━━ Items
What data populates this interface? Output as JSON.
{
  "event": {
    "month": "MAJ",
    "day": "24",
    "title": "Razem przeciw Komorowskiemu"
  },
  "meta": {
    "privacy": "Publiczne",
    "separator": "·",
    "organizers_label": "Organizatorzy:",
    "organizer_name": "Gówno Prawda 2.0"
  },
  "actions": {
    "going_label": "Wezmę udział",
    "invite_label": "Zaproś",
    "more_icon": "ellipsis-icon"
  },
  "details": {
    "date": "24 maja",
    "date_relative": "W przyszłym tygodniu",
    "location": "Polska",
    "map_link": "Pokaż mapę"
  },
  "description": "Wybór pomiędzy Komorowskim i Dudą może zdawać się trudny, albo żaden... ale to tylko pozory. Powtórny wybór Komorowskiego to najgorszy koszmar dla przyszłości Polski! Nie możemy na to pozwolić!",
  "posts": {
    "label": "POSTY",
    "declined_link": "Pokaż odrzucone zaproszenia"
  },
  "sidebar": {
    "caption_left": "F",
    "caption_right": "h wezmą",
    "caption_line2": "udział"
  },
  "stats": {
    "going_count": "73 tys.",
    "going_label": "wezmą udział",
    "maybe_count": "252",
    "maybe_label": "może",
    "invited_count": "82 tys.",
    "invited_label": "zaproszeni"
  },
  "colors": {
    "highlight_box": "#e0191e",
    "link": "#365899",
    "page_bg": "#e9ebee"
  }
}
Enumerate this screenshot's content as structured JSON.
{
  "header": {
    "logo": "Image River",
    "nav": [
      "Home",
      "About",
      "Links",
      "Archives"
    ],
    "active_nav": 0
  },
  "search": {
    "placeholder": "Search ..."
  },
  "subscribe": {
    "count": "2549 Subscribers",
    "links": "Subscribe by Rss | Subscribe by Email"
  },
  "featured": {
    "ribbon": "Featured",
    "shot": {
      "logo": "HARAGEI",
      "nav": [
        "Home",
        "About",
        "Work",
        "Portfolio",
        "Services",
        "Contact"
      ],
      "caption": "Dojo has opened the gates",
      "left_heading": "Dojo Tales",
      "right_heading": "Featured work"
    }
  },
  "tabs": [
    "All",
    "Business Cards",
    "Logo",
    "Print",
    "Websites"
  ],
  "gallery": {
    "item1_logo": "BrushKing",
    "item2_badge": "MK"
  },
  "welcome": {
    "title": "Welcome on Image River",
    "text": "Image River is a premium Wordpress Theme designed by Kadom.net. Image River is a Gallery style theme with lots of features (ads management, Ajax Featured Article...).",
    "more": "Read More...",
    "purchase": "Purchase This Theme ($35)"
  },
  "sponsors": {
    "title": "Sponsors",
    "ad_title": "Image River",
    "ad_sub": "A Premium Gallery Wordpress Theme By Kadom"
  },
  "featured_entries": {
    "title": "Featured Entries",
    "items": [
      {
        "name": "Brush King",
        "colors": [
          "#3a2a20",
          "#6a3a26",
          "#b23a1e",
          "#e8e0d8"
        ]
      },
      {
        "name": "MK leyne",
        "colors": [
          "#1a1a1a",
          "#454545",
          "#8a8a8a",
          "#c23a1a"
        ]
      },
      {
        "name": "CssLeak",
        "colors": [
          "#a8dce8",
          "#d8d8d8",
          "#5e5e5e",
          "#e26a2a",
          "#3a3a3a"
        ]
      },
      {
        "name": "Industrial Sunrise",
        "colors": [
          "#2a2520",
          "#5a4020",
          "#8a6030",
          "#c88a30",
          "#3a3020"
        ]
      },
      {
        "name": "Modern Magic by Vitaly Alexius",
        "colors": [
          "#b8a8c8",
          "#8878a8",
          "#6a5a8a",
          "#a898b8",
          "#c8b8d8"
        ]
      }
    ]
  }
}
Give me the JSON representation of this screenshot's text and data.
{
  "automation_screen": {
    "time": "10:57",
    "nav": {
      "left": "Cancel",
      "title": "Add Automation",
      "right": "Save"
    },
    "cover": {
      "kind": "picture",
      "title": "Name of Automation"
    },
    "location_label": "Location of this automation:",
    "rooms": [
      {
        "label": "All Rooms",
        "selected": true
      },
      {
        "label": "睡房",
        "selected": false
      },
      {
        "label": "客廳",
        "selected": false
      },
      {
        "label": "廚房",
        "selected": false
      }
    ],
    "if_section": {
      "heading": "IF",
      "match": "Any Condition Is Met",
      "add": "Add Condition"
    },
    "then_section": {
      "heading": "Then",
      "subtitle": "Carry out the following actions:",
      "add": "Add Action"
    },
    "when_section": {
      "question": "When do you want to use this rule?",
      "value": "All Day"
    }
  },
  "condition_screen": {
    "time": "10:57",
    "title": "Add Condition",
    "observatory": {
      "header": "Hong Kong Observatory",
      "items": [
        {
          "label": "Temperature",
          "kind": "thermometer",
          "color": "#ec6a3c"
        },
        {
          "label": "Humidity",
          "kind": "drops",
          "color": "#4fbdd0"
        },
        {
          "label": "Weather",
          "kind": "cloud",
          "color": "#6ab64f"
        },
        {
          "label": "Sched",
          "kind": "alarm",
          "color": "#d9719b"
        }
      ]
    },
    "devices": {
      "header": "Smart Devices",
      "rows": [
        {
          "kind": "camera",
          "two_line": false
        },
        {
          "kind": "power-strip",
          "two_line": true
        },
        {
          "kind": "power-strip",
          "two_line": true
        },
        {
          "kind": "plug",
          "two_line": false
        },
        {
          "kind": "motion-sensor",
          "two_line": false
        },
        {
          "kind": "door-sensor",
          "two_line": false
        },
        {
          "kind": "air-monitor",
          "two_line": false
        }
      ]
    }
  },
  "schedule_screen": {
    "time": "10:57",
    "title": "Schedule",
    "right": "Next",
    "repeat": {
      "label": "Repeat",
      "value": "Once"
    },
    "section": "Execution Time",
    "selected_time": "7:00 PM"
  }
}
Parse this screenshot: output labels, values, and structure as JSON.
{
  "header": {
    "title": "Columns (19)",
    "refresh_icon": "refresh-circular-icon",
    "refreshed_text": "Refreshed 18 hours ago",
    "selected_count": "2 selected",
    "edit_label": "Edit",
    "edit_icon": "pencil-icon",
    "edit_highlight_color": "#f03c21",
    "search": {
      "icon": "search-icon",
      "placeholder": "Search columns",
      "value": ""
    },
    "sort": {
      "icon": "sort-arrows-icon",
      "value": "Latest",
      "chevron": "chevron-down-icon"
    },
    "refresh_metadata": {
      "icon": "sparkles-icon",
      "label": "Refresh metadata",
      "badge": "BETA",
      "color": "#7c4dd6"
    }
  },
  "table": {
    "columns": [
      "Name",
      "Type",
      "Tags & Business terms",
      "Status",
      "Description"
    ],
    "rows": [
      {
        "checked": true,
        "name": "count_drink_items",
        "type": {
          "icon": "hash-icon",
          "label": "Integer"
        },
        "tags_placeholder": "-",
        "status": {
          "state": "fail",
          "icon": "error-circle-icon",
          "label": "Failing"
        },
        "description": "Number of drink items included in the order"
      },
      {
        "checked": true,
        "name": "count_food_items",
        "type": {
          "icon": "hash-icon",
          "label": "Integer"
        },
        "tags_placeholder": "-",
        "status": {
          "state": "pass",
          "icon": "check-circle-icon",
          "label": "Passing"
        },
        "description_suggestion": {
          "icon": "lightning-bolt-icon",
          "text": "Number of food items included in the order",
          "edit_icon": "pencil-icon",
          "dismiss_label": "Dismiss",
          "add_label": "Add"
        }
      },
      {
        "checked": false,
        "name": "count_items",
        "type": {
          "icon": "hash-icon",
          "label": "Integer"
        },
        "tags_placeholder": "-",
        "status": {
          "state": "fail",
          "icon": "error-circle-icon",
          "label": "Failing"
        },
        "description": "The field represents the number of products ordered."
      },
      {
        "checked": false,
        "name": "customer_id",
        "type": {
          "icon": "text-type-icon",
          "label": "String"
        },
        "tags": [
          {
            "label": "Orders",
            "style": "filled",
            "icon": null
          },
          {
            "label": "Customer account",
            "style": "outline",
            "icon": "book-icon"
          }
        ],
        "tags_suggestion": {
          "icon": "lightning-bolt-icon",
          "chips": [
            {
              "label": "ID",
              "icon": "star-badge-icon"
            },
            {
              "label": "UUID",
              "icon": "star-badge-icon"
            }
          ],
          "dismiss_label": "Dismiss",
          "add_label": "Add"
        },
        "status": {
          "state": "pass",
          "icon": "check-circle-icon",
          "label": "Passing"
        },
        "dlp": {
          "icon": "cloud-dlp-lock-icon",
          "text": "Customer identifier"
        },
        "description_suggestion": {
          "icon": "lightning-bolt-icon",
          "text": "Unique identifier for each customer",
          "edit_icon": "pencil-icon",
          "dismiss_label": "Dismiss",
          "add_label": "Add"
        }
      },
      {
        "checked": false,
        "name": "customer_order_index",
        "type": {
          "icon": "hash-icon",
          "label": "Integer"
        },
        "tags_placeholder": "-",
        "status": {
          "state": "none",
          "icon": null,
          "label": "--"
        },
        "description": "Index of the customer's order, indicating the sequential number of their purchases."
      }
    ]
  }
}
━━━━
● Work to do
Copy out every line of the material above that mentions the word "actions".

● Expected answer
  "actions": {
      "subtitle": "Carry out the following actions:",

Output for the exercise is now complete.